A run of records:
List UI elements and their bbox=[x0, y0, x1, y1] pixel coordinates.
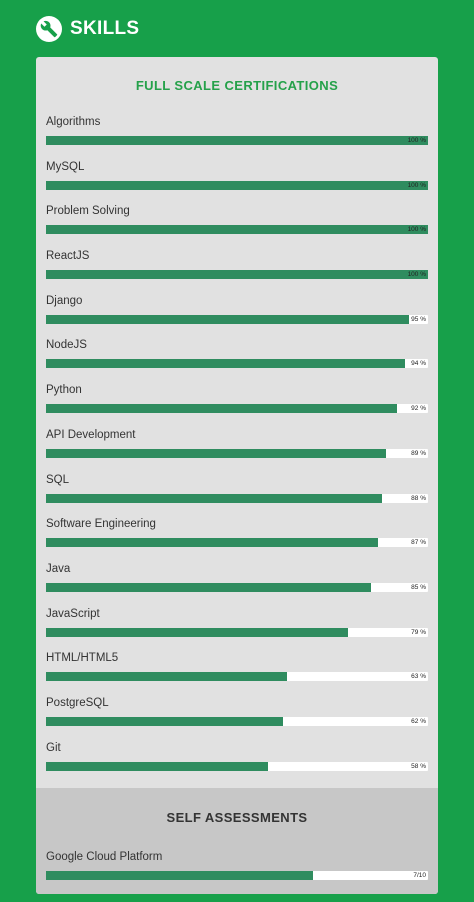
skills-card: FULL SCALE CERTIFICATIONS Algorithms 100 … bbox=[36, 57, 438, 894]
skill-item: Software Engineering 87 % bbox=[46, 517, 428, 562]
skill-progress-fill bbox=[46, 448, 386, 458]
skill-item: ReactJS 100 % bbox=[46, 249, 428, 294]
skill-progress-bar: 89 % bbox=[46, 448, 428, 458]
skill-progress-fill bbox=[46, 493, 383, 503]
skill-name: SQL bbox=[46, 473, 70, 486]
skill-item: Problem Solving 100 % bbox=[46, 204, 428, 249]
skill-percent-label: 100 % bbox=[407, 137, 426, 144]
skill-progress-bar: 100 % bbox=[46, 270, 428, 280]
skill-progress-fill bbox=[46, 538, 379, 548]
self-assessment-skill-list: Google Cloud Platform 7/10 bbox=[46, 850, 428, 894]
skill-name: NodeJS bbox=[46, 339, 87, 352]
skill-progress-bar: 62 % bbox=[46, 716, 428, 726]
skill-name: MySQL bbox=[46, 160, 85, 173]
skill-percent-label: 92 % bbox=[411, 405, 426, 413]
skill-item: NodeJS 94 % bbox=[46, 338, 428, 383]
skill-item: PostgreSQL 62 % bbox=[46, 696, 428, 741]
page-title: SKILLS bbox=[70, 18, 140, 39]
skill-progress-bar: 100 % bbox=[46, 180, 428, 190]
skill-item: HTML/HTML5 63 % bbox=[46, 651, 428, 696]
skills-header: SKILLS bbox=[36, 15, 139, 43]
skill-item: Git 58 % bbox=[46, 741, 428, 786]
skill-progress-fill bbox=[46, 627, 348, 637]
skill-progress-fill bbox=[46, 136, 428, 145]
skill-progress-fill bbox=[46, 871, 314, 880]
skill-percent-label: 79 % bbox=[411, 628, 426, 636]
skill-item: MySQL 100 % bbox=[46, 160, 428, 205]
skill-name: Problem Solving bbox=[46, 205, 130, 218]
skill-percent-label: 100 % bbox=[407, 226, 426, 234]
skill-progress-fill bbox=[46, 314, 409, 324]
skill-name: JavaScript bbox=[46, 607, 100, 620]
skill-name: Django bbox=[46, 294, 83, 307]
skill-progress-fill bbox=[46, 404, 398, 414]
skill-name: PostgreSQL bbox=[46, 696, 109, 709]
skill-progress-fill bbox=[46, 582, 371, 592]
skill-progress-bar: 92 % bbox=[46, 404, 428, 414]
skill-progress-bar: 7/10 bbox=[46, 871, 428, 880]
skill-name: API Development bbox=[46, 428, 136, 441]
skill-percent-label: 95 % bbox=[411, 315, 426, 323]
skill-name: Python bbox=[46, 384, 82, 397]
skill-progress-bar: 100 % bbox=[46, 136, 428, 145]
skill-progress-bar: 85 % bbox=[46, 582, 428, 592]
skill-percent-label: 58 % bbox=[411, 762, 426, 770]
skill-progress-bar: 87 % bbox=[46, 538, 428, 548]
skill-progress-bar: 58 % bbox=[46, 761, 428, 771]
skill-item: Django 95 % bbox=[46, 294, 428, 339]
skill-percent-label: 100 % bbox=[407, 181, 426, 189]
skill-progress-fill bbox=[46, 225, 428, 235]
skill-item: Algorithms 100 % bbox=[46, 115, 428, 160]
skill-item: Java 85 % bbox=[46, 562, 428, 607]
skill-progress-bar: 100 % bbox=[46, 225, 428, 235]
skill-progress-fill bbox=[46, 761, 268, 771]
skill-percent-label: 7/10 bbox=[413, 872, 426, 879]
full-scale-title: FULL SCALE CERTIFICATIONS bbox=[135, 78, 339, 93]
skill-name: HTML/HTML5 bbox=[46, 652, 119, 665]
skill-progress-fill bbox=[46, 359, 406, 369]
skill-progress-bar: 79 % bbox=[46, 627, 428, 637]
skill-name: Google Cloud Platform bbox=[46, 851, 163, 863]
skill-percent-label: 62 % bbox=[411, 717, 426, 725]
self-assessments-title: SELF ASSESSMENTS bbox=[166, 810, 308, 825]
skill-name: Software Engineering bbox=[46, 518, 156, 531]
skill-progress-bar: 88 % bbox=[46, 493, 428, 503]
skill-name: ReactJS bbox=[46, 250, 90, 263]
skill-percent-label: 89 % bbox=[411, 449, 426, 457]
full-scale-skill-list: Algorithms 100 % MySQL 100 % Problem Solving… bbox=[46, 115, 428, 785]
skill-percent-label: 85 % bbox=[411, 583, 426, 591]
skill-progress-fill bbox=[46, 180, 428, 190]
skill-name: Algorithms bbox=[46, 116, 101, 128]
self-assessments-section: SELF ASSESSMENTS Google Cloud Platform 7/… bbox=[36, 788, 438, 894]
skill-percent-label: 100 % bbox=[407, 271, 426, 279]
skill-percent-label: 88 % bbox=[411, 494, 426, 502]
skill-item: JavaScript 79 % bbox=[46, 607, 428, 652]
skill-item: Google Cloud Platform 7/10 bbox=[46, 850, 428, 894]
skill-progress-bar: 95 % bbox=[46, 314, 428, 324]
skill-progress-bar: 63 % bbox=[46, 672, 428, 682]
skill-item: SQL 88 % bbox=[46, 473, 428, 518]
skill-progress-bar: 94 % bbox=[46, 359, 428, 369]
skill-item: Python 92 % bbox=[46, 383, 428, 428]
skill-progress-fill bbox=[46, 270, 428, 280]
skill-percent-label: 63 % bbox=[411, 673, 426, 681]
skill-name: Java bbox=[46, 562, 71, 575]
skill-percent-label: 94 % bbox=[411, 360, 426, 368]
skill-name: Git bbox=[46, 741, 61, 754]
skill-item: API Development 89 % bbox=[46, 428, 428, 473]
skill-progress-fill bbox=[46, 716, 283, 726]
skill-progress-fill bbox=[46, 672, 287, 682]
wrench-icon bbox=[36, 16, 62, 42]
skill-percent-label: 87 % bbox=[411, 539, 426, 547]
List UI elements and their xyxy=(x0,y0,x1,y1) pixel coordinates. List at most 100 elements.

---

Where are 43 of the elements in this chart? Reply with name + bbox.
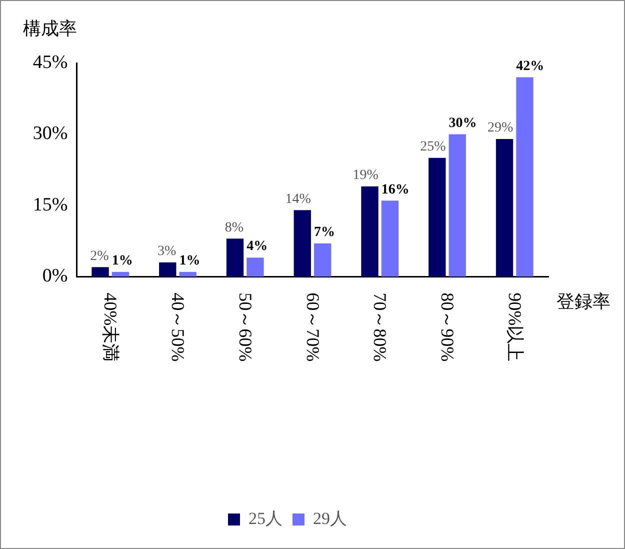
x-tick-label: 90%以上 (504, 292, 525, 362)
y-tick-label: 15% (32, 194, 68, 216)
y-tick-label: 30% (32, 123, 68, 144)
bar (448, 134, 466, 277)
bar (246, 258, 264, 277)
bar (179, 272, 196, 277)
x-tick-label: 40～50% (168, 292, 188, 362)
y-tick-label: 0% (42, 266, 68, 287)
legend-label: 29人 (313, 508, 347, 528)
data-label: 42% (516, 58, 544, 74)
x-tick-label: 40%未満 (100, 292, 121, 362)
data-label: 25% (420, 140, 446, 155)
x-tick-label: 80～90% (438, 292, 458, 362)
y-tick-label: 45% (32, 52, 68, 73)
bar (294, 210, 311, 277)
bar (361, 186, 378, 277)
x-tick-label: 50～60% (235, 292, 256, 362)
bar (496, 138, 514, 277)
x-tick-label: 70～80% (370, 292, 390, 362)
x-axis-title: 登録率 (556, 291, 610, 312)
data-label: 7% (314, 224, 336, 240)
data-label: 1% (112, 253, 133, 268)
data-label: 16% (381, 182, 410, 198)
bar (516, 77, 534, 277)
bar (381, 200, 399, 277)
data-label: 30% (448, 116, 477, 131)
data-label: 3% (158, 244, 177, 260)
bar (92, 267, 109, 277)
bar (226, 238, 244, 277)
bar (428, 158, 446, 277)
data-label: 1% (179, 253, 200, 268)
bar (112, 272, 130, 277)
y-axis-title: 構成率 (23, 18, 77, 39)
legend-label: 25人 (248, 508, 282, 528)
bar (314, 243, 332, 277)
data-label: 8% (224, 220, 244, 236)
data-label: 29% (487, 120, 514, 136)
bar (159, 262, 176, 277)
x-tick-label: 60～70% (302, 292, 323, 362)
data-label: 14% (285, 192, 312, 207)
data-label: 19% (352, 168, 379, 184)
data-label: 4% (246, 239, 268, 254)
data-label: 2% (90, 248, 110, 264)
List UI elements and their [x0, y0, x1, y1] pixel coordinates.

---

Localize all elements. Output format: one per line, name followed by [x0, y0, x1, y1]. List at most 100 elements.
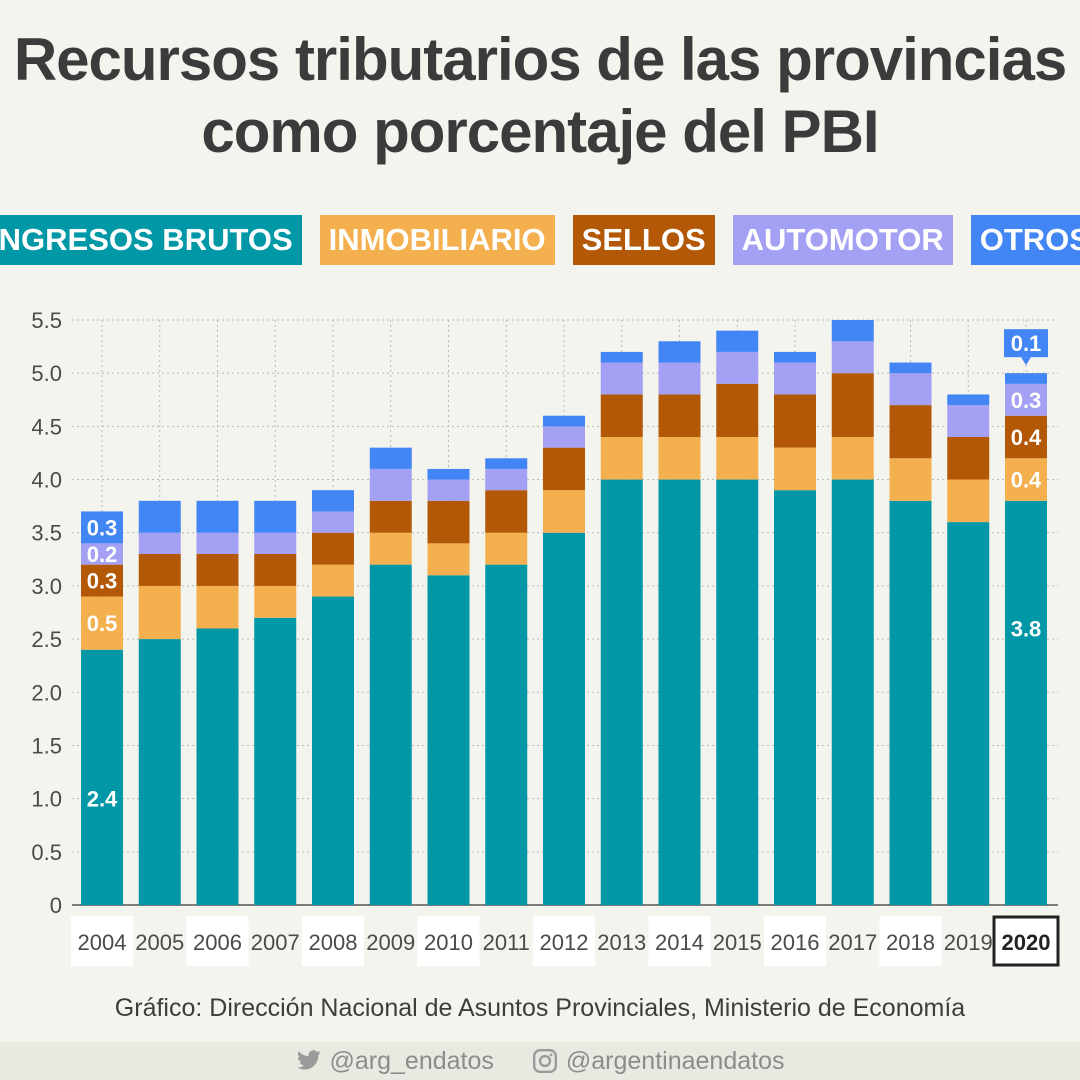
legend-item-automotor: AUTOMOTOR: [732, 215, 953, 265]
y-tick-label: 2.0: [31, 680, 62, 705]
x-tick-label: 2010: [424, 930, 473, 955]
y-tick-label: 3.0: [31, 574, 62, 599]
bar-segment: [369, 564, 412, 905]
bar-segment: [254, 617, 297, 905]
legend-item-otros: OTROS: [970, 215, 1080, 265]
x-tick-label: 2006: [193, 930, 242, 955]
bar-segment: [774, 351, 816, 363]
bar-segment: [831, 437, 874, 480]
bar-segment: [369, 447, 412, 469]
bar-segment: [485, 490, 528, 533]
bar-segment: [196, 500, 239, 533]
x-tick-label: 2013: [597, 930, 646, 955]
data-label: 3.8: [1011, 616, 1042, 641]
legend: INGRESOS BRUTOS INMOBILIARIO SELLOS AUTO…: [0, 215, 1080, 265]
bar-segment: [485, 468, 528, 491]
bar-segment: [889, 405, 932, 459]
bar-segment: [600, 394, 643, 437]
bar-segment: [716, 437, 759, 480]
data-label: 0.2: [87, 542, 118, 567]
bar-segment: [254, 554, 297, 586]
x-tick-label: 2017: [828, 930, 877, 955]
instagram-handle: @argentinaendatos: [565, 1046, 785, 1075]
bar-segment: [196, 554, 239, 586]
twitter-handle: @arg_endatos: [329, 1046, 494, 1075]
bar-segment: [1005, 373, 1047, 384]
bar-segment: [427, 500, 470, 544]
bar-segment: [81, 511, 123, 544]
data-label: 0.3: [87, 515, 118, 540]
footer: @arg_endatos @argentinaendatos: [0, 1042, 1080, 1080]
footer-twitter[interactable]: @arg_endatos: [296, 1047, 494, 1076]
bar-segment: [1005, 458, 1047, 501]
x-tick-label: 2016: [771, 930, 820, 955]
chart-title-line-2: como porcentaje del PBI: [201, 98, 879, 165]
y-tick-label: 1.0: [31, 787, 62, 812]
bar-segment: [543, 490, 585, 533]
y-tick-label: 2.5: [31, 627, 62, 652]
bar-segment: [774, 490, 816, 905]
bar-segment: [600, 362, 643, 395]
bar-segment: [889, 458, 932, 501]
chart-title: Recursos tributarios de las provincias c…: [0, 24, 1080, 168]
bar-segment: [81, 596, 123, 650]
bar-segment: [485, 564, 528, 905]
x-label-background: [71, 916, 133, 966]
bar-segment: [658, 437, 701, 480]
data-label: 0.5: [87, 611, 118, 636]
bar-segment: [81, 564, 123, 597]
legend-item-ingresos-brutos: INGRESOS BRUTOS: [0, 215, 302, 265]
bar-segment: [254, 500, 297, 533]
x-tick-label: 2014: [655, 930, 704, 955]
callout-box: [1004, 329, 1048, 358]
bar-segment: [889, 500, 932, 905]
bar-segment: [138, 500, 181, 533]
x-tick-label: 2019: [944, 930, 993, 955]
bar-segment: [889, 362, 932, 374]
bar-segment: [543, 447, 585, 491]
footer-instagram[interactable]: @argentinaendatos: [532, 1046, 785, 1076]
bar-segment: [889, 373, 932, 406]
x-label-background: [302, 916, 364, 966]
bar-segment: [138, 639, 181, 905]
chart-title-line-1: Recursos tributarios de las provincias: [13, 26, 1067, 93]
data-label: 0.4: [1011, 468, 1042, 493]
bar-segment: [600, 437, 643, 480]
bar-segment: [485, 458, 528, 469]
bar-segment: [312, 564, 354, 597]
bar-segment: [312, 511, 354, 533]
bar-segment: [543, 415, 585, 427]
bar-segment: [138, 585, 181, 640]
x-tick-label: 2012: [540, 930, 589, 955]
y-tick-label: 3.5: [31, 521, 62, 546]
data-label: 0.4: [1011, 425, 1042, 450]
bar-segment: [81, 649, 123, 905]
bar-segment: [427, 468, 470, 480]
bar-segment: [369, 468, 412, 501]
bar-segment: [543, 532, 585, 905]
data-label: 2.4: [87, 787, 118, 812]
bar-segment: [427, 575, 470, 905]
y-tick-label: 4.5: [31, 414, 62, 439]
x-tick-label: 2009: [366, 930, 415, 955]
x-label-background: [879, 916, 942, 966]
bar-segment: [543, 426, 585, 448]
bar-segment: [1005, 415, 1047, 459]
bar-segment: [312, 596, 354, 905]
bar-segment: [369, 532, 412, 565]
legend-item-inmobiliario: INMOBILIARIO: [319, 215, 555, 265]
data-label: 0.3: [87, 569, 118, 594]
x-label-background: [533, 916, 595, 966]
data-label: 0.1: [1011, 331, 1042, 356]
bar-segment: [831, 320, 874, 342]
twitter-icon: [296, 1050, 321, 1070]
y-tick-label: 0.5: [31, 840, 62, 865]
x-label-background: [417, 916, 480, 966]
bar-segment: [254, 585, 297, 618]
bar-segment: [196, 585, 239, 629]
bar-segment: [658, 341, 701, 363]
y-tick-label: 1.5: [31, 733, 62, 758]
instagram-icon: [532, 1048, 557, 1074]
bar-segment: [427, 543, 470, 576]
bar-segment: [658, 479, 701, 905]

§ Exercise requirements: Copy the data from the line containing "legend-item-automotor: AUTOMOTOR: [732, 215, 953, 265]" through the line containing "bar-segment: [1005, 458, 1047, 501]", replacing every "data-label" with "value-label" and leaving everything else unchanged.

§ Reply:
legend-item-automotor: AUTOMOTOR: [732, 215, 953, 265]
y-tick-label: 2.0: [31, 680, 62, 705]
x-tick-label: 2010: [424, 930, 473, 955]
y-tick-label: 3.0: [31, 574, 62, 599]
bar-segment: [369, 564, 412, 905]
bar-segment: [254, 617, 297, 905]
legend-item-otros: OTROS: [970, 215, 1080, 265]
x-tick-label: 2006: [193, 930, 242, 955]
bar-segment: [774, 351, 816, 363]
bar-segment: [831, 437, 874, 480]
bar-segment: [369, 447, 412, 469]
bar-segment: [485, 490, 528, 533]
bar-segment: [196, 500, 239, 533]
x-tick-label: 2013: [597, 930, 646, 955]
value-label: 3.8: [1011, 616, 1042, 641]
legend: INGRESOS BRUTOS INMOBILIARIO SELLOS AUTO…: [0, 215, 1080, 265]
bar-segment: [485, 468, 528, 491]
bar-segment: [889, 405, 932, 459]
bar-segment: [600, 394, 643, 437]
bar-segment: [716, 437, 759, 480]
value-label: 0.2: [87, 542, 118, 567]
bar-segment: [254, 554, 297, 586]
x-tick-label: 2017: [828, 930, 877, 955]
instagram-handle: @argentinaendatos: [565, 1046, 785, 1075]
bar-segment: [196, 554, 239, 586]
twitter-handle: @arg_endatos: [329, 1046, 494, 1075]
bar-segment: [1005, 373, 1047, 384]
bar-segment: [427, 500, 470, 544]
bar-segment: [81, 511, 123, 544]
value-label: 0.3: [87, 515, 118, 540]
footer: @arg_endatos @argentinaendatos: [0, 1042, 1080, 1080]
footer-twitter[interactable]: @arg_endatos: [296, 1047, 494, 1076]
bar-segment: [1005, 458, 1047, 501]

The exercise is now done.